____ Provided material

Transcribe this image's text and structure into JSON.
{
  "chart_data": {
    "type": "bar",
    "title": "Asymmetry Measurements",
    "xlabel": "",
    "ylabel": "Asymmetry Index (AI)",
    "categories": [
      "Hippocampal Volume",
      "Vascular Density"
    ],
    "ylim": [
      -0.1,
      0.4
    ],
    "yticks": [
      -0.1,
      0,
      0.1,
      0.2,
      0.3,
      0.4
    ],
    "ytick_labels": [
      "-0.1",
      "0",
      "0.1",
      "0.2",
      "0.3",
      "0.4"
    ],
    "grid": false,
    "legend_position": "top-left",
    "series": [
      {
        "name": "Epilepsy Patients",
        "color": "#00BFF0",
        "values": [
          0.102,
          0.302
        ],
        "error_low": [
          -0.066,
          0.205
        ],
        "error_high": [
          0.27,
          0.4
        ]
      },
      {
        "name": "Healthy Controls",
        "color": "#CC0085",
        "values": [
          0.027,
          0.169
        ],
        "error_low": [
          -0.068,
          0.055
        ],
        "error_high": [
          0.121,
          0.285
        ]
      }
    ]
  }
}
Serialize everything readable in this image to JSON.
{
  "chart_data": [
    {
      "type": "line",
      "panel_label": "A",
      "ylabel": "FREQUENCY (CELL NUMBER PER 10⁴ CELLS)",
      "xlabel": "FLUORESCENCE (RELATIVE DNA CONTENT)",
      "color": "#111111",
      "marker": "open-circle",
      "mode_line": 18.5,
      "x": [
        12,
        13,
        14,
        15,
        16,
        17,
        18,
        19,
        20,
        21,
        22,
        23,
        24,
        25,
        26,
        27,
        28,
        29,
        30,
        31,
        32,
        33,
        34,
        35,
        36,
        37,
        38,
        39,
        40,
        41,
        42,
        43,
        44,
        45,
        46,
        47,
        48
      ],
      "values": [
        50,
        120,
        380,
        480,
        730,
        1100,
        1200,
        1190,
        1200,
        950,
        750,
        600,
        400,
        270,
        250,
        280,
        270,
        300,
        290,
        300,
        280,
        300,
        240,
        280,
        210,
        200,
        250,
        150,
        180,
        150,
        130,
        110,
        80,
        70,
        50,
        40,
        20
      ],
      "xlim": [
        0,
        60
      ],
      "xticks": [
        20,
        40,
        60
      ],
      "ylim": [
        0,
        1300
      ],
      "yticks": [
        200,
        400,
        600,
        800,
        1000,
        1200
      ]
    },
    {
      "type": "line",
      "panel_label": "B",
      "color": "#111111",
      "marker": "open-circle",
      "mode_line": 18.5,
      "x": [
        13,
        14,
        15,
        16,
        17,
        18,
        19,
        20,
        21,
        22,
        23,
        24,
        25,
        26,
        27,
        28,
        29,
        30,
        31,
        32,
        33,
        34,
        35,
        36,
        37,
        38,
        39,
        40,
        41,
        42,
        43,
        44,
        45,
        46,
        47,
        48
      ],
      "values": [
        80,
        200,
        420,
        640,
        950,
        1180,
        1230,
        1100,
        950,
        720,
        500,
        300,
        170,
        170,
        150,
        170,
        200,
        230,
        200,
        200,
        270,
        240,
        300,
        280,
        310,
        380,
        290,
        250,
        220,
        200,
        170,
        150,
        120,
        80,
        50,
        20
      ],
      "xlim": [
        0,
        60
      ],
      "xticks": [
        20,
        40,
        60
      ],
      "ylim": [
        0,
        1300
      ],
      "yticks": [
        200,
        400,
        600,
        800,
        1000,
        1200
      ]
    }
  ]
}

________

▸ **Assignment**
What lines of the data contain the string "Asymmetry"? List them.

▸ **Result**
    "title": "Asymmetry Measurements",
    "ylabel": "Asymmetry Index (AI)",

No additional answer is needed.